■ **THE REQUEST**: The entries below contain pictures. Retype everything except those pictures, exactly as given.

■ **TASK MATERIAL**:
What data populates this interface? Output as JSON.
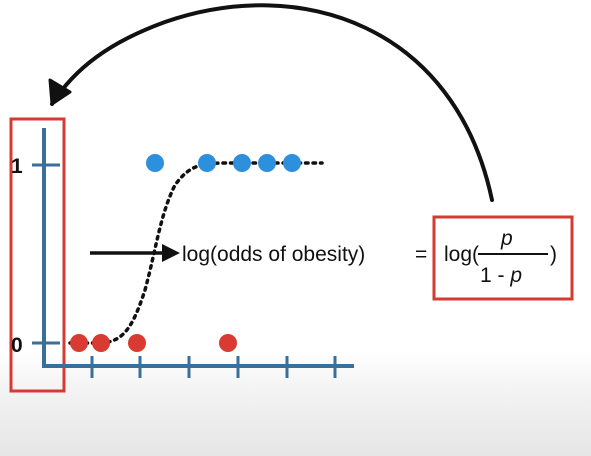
{
  "y_axis": {
    "tick_labels": [
      "1",
      "0"
    ],
    "tick_values": [
      1,
      0
    ]
  },
  "data_points": {
    "obese": {
      "color": "#2e8fdc",
      "y": 1,
      "count": 5
    },
    "not_obese": {
      "color": "#d93a32",
      "y": 0,
      "count": 4
    }
  },
  "equation": {
    "left": "log(odds of obesity)",
    "equals": "=",
    "log_open": "log(",
    "numerator": "p",
    "denominator_prefix": "1 - ",
    "denominator_var": "p",
    "log_close": ")"
  },
  "colors": {
    "axis": "#3a6f9a",
    "highlight_box": "#d63a30",
    "arrow": "#111111",
    "curve": "#111111"
  }
}
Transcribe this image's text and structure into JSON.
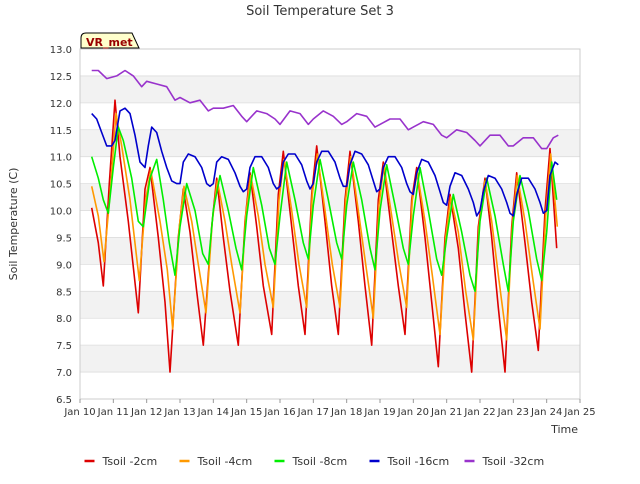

■ **SOLVED PROBLEM**:
What data populates this interface? Output as JSON.
{
  "y_axis": {
    "tick_labels": [
      "1",
      "0"
    ],
    "tick_values": [
      1,
      0
    ]
  },
  "data_points": {
    "obese": {
      "color": "#2e8fdc",
      "y": 1,
      "count": 5
    },
    "not_obese": {
      "color": "#d93a32",
      "y": 0,
      "count": 4
    }
  },
  "equation": {
    "left": "log(odds of obesity)",
    "equals": "=",
    "log_open": "log(",
    "numerator": "p",
    "denominator_prefix": "1 - ",
    "denominator_var": "p",
    "log_close": ")"
  },
  "colors": {
    "axis": "#3a6f9a",
    "highlight_box": "#d63a30",
    "arrow": "#111111",
    "curve": "#111111"
  }
}
Transcribe this image's text and structure into JSON.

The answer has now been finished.